◆ ITEMS ◆
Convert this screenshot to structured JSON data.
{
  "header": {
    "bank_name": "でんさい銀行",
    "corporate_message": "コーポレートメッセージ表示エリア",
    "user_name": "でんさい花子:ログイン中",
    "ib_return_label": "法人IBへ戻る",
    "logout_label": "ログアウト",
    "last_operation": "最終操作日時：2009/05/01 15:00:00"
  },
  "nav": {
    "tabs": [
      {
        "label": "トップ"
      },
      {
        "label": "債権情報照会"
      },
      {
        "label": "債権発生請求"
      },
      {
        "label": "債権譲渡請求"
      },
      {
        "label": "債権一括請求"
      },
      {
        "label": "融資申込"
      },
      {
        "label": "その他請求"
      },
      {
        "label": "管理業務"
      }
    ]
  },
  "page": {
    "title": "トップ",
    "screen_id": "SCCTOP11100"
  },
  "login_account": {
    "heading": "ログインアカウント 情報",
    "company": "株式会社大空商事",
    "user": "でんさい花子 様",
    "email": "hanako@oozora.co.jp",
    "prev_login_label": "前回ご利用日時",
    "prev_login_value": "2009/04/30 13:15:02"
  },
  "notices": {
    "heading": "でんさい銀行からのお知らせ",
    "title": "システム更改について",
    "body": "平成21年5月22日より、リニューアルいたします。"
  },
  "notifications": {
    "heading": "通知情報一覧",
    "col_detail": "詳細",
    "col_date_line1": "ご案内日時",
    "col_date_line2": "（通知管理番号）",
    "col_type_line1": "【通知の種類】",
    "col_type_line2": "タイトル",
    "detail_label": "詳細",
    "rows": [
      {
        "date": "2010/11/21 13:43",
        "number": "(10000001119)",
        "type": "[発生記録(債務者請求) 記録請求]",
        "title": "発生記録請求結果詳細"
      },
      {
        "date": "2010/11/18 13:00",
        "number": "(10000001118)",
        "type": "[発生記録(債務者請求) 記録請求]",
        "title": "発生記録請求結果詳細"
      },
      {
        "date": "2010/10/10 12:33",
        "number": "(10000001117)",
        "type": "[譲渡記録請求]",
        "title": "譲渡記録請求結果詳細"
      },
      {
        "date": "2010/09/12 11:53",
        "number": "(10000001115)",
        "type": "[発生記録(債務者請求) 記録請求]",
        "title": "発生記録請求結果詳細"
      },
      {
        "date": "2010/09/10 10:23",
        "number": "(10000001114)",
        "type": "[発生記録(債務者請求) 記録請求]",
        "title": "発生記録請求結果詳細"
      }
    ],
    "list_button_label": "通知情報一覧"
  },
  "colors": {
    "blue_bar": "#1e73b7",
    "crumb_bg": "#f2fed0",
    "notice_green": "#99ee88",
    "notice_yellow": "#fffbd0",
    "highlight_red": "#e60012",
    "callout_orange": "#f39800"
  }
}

...

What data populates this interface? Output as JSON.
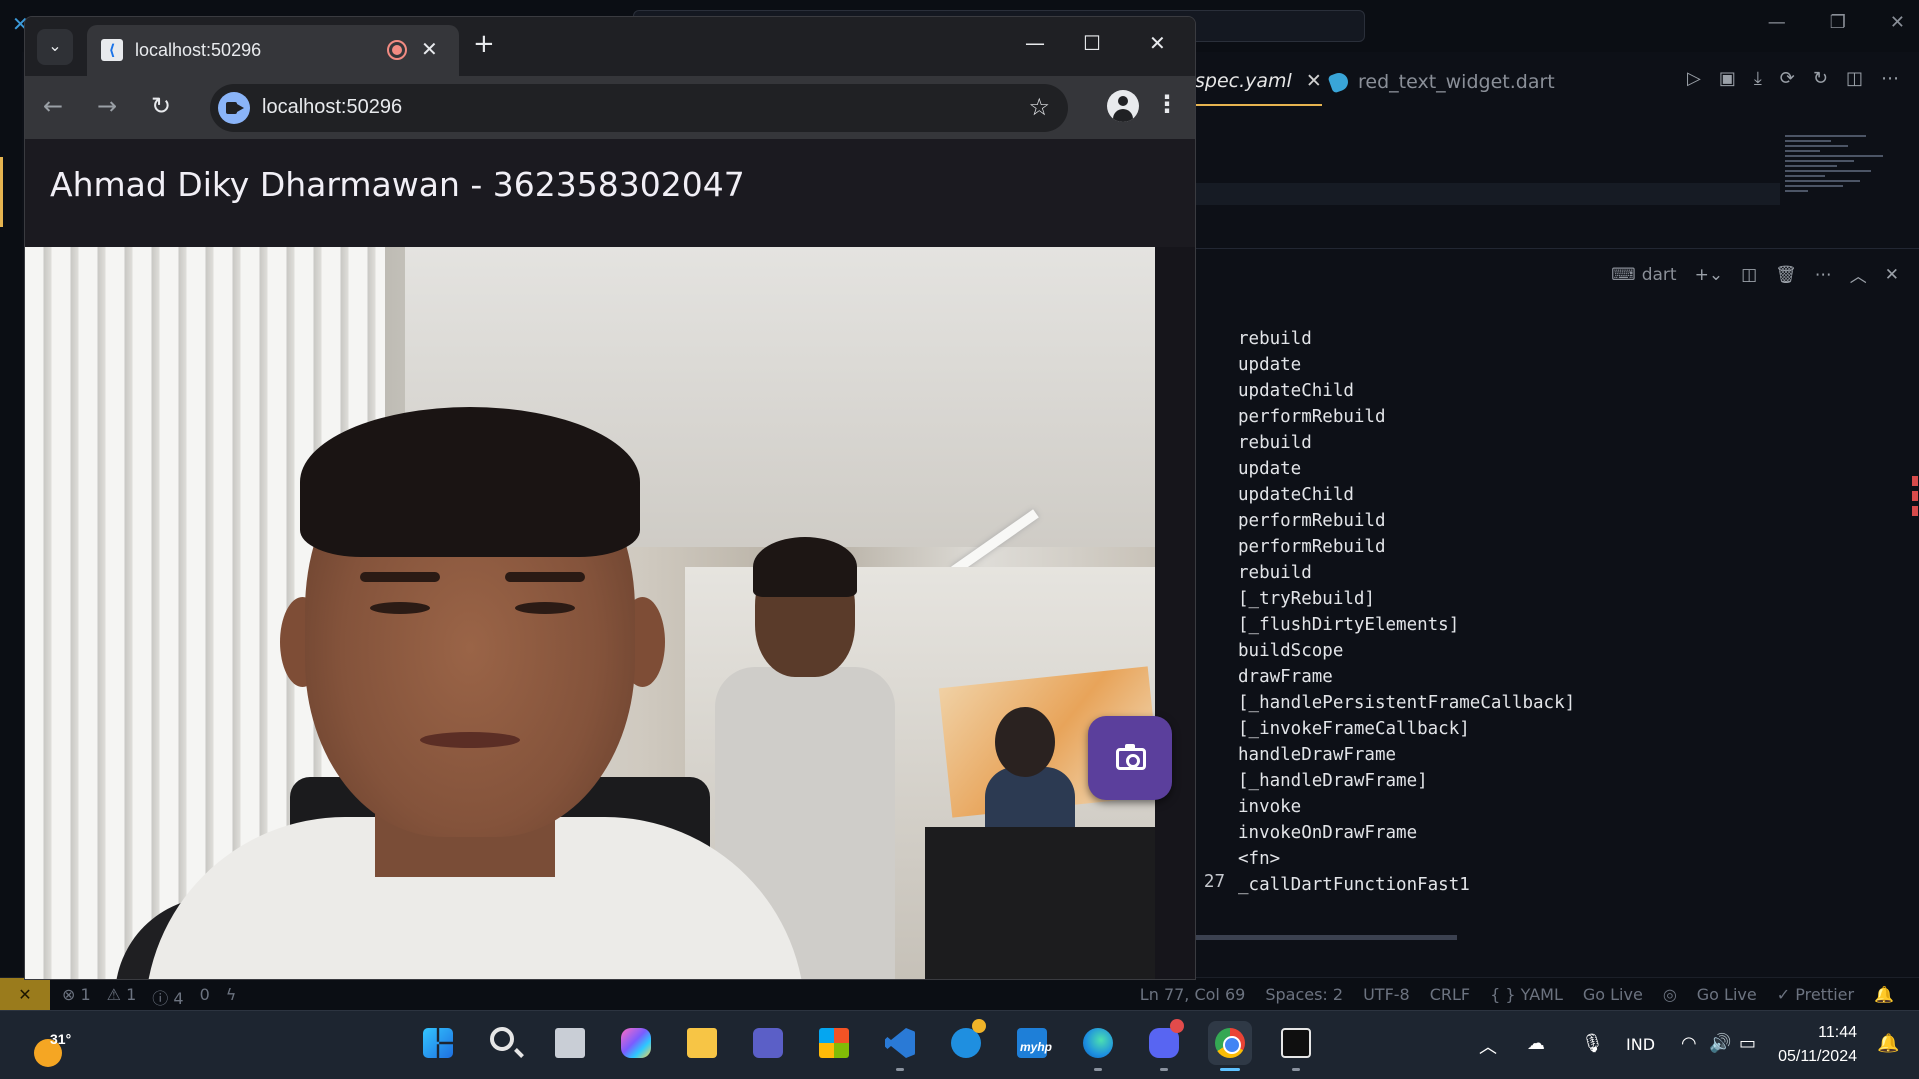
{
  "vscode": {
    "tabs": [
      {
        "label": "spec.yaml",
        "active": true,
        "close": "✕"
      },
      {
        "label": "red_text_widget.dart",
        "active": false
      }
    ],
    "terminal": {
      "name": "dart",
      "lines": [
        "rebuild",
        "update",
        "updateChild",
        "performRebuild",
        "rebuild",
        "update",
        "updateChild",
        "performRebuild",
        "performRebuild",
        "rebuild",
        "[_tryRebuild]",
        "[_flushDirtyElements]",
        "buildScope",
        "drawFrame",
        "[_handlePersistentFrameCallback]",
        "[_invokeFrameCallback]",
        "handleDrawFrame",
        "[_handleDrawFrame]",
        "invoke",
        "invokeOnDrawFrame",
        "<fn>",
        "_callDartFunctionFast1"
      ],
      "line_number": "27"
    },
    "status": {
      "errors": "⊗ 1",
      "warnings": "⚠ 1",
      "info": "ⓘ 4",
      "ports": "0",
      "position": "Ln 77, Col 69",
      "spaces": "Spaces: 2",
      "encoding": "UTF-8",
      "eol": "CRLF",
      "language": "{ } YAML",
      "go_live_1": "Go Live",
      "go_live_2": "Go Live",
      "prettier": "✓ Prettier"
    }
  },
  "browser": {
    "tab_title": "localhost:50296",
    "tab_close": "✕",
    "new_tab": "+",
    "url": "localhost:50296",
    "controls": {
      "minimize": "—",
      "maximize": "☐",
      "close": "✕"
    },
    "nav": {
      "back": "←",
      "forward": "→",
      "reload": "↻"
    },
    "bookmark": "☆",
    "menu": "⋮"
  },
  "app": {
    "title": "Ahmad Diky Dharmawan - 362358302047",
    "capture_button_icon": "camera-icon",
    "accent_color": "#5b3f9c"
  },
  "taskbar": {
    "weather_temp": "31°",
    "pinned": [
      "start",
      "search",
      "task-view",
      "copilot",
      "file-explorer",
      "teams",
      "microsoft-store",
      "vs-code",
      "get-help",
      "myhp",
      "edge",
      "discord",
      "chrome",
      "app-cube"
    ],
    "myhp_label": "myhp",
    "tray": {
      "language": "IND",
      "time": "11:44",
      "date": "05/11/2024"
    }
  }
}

◆ YOUR INSTRUCTIONS ◆
Look for the word "data" in every line of the listing and copy the lines that have it.

◆ EXERCISE RESULT ◆
Convert this screenshot to structured JSON data.
What data populates this interface? Output as JSON.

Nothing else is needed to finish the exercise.